#### Aim:
Output the material beneath this task exactly, images excluded.
□ □ □ □ □ □ □
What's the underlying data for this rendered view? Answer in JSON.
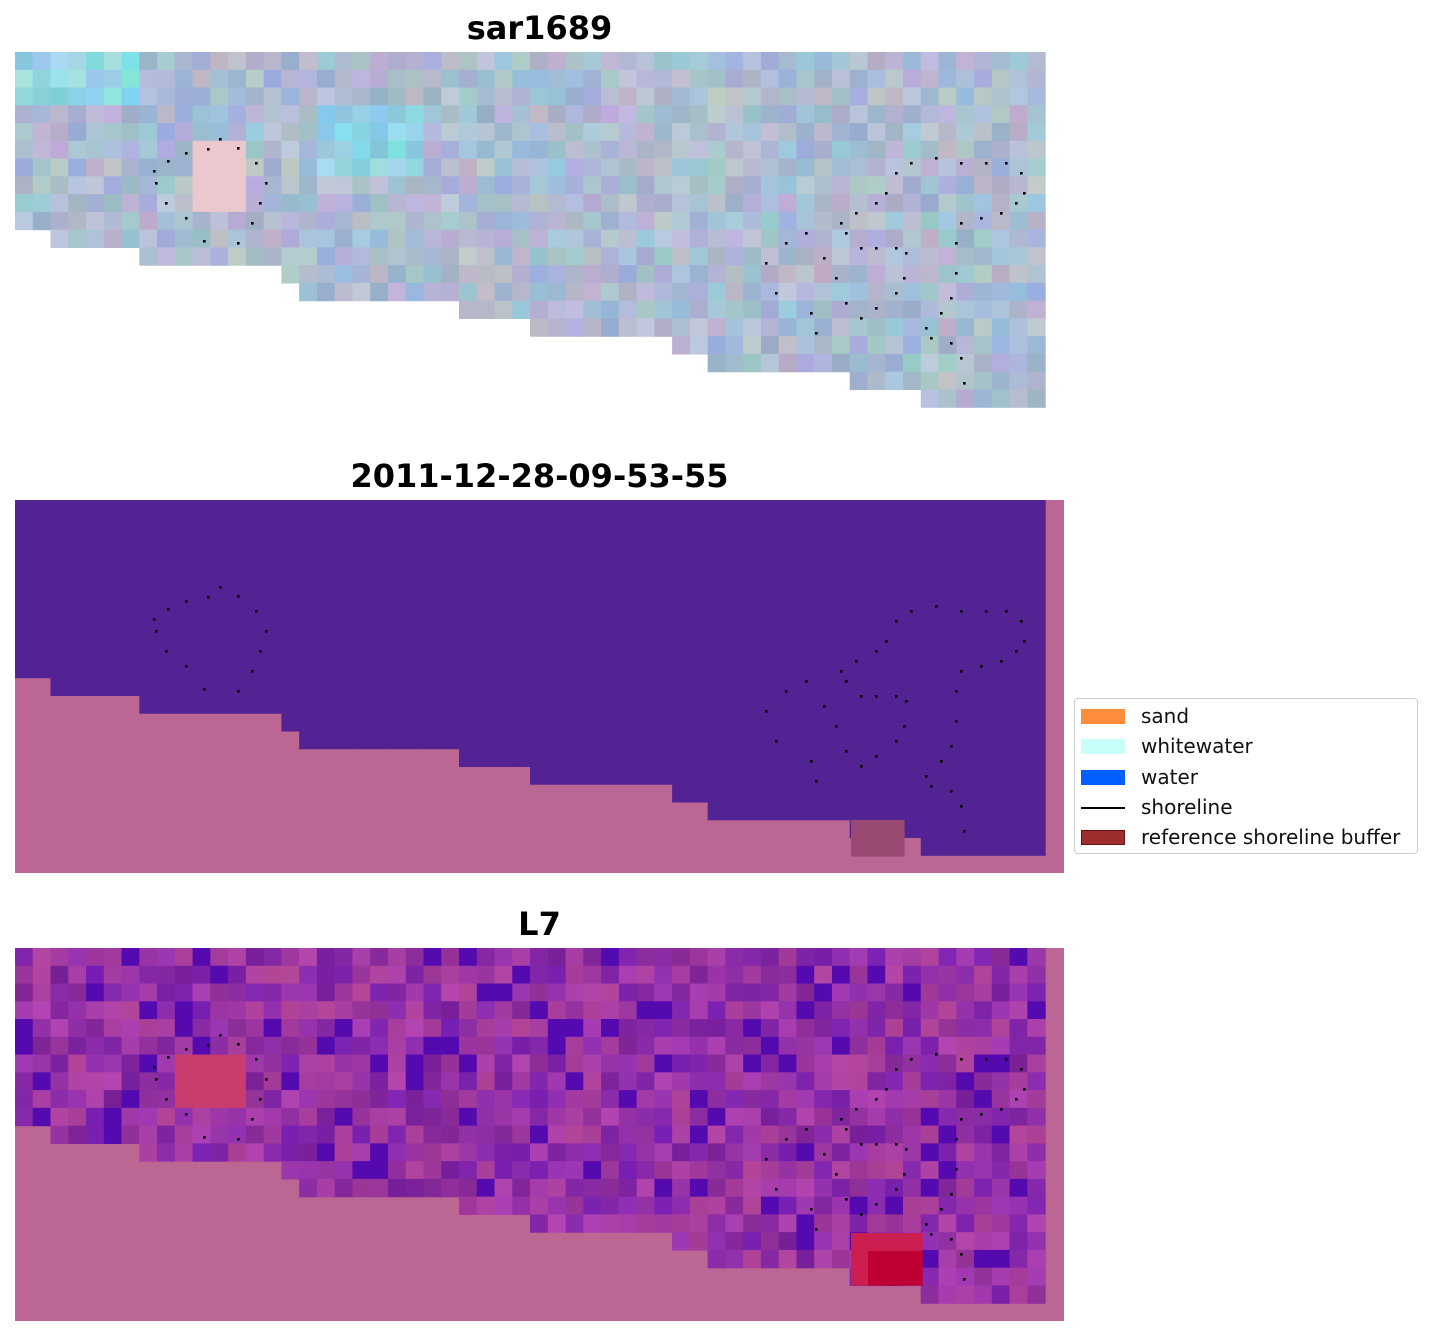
{
  "panels": [
    {
      "title": "sar1689",
      "style": "sar"
    },
    {
      "title": "2011-12-28-09-53-55",
      "style": "classified"
    },
    {
      "title": "L7",
      "style": "index"
    }
  ],
  "colors": {
    "land": "#bb6693",
    "water_class": "#532394",
    "buffer_overlay": "#9a4a72"
  },
  "legend": {
    "items": [
      {
        "label": "sand",
        "color": "#ff8c3a",
        "kind": "patch"
      },
      {
        "label": "whitewater",
        "color": "#c8fffb",
        "kind": "patch"
      },
      {
        "label": "water",
        "color": "#0060ff",
        "kind": "patch"
      },
      {
        "label": "shoreline",
        "color": "#000000",
        "kind": "line"
      },
      {
        "label": "reference shoreline buffer",
        "color": "#9e2e2e",
        "kind": "patch"
      }
    ]
  }
}
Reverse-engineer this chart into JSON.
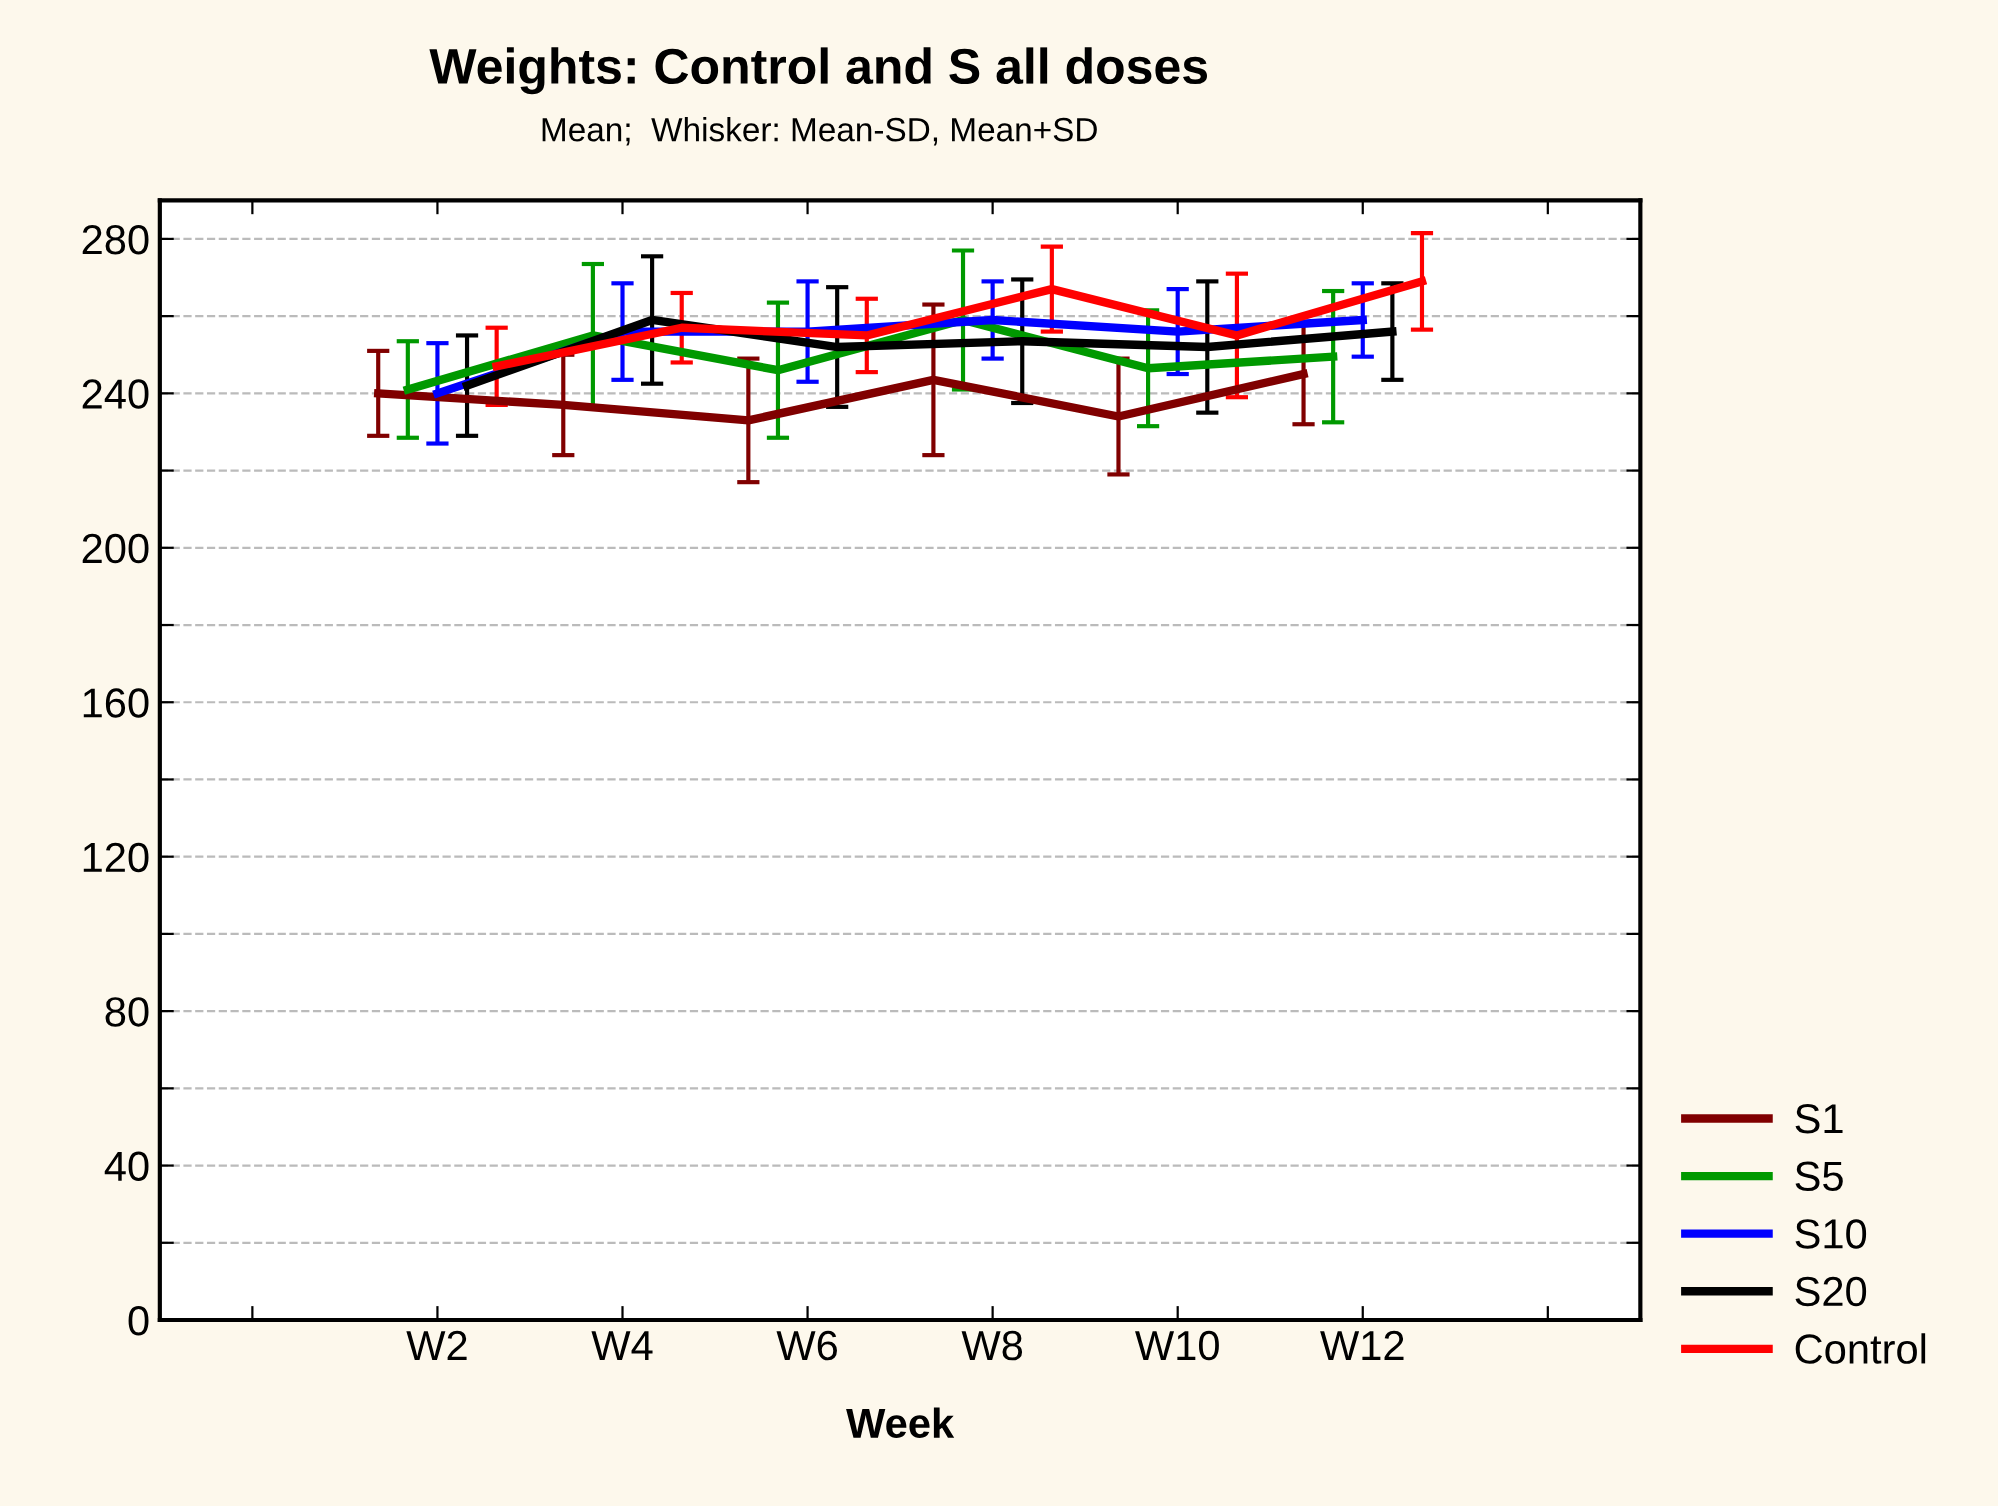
□ □ □ □ □ □ □
#### Exercise response:
What's the underlying data for this rendered view? Answer in JSON.
{
  "panels": [
    {
      "title": "sar1689",
      "style": "sar"
    },
    {
      "title": "2011-12-28-09-53-55",
      "style": "classified"
    },
    {
      "title": "L7",
      "style": "index"
    }
  ],
  "colors": {
    "land": "#bb6693",
    "water_class": "#532394",
    "buffer_overlay": "#9a4a72"
  },
  "legend": {
    "items": [
      {
        "label": "sand",
        "color": "#ff8c3a",
        "kind": "patch"
      },
      {
        "label": "whitewater",
        "color": "#c8fffb",
        "kind": "patch"
      },
      {
        "label": "water",
        "color": "#0060ff",
        "kind": "patch"
      },
      {
        "label": "shoreline",
        "color": "#000000",
        "kind": "line"
      },
      {
        "label": "reference shoreline buffer",
        "color": "#9e2e2e",
        "kind": "patch"
      }
    ]
  }
}
Reverse-engineer this chart into JSON.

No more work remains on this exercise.